What is required
What is the number of lines in these entries that contain "date"? State it alone.

Records excerpted from a collection
········
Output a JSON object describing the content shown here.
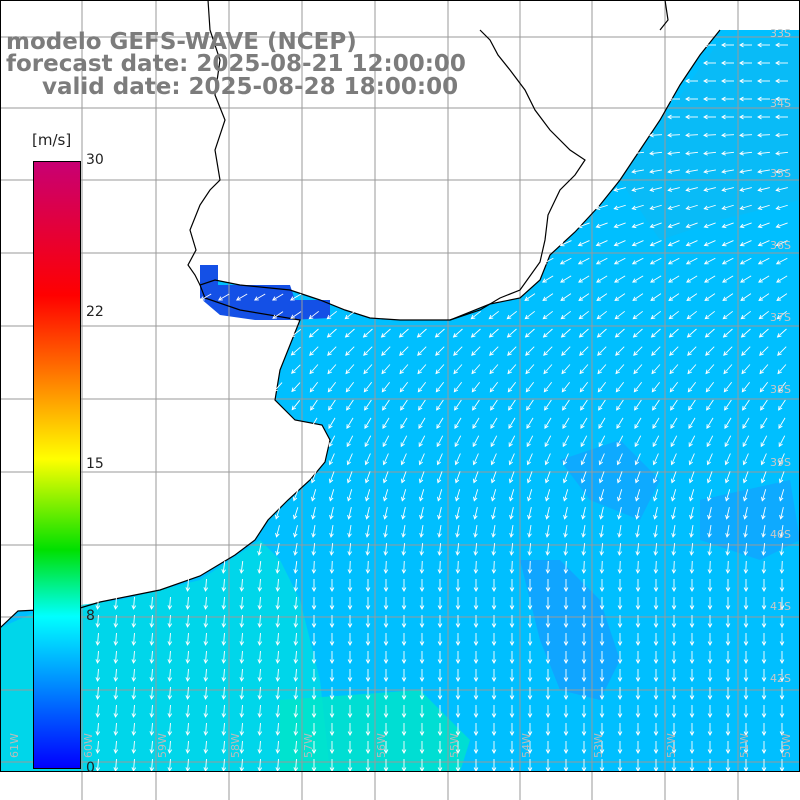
{
  "title": {
    "line1": "modelo GEFS-WAVE (NCEP)",
    "line2": "forecast date: 2025-08-21 12:00:00",
    "line3": "valid date: 2025-08-28 18:00:00"
  },
  "colorbar": {
    "unit": "[m/s]",
    "ticks": [
      {
        "label": "30",
        "value": 30
      },
      {
        "label": "22",
        "value": 22
      },
      {
        "label": "15",
        "value": 15
      },
      {
        "label": "8",
        "value": 8
      },
      {
        "label": "0",
        "value": 0
      }
    ],
    "colors": [
      "#0000ff",
      "#0064ff",
      "#00ffff",
      "#00e000",
      "#ffff00",
      "#ff6400",
      "#ff0000",
      "#c80073"
    ]
  },
  "map": {
    "lon_labels": [
      "61W",
      "60W",
      "59W",
      "58W",
      "57W",
      "56W",
      "55W",
      "54W",
      "53W",
      "52W",
      "51W",
      "50W"
    ],
    "lat_labels": [
      "33S",
      "34S",
      "35S",
      "36S",
      "37S",
      "38S",
      "39S",
      "40S",
      "41S",
      "42S"
    ],
    "field": "wind speed with direction arrows",
    "colors": {
      "ocean_low": "#1e90ff",
      "ocean_mid": "#00bfff",
      "ocean_high": "#00e6e6",
      "land": "#ffffff",
      "grid": "#9a9a9a",
      "coast": "#000000",
      "arrow": "#ffffff"
    }
  }
}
········
Answer to the task
2